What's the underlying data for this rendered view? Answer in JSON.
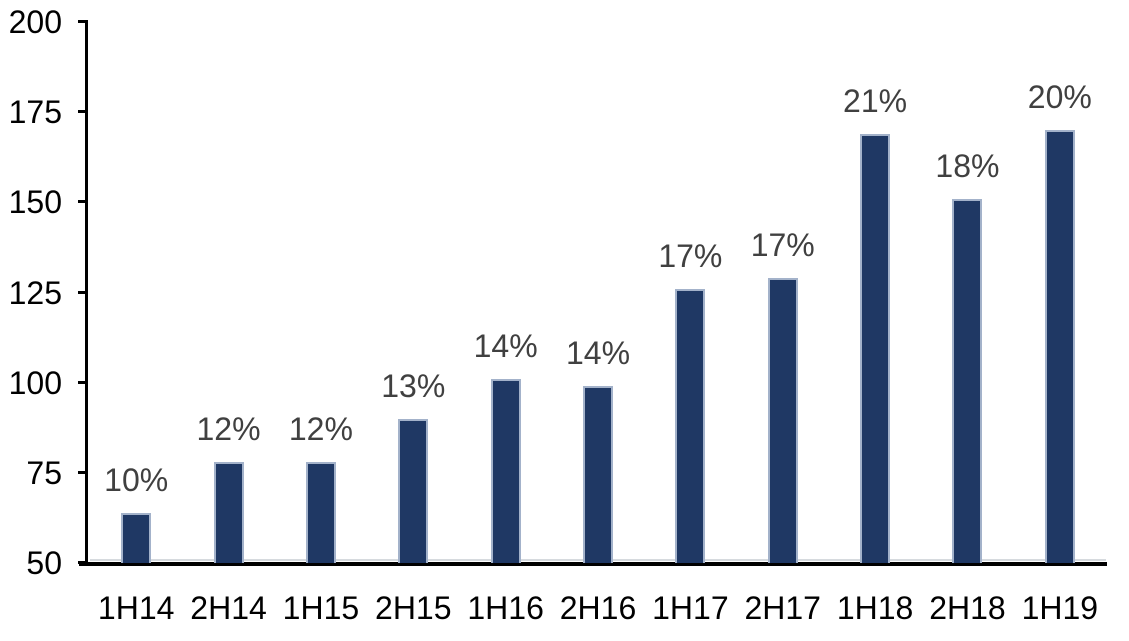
{
  "chart_data": {
    "type": "bar",
    "title": "",
    "xlabel": "",
    "ylabel": "",
    "categories": [
      "1H14",
      "2H14",
      "1H15",
      "2H15",
      "1H16",
      "2H16",
      "1H17",
      "2H17",
      "1H18",
      "2H18",
      "1H19"
    ],
    "values": [
      64,
      78,
      78,
      90,
      101,
      99,
      126,
      129,
      169,
      151,
      170
    ],
    "data_labels": [
      "10%",
      "12%",
      "12%",
      "13%",
      "14%",
      "14%",
      "17%",
      "17%",
      "21%",
      "18%",
      "20%"
    ],
    "ylim": [
      50,
      200
    ],
    "y_ticks": [
      200,
      175,
      150,
      125,
      100,
      75,
      50
    ],
    "grid": false,
    "legend_position": "none",
    "colors": {
      "bar_fill": "#1F3864",
      "bar_border": "#A3B2CA",
      "data_label": "#404040",
      "axis_line": "#000000",
      "tick_label": "#000000",
      "background": "#FFFFFF"
    }
  }
}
^^^^^^^^^^^^^^^^
EXERCISE: Take the listing above and print it exactly, apart from the pictures.

IN RESPONSE:
What's the underlying data for this rendered view? Answer in JSON.
{
  "chart_data": {
    "type": "bar",
    "title": "",
    "xlabel": "",
    "ylabel": "",
    "categories": [
      "1H14",
      "2H14",
      "1H15",
      "2H15",
      "1H16",
      "2H16",
      "1H17",
      "2H17",
      "1H18",
      "2H18",
      "1H19"
    ],
    "values": [
      64,
      78,
      78,
      90,
      101,
      99,
      126,
      129,
      169,
      151,
      170
    ],
    "data_labels": [
      "10%",
      "12%",
      "12%",
      "13%",
      "14%",
      "14%",
      "17%",
      "17%",
      "21%",
      "18%",
      "20%"
    ],
    "ylim": [
      50,
      200
    ],
    "y_ticks": [
      200,
      175,
      150,
      125,
      100,
      75,
      50
    ],
    "grid": false,
    "legend_position": "none",
    "colors": {
      "bar_fill": "#1F3864",
      "bar_border": "#A3B2CA",
      "data_label": "#404040",
      "axis_line": "#000000",
      "tick_label": "#000000",
      "background": "#FFFFFF"
    }
  }
}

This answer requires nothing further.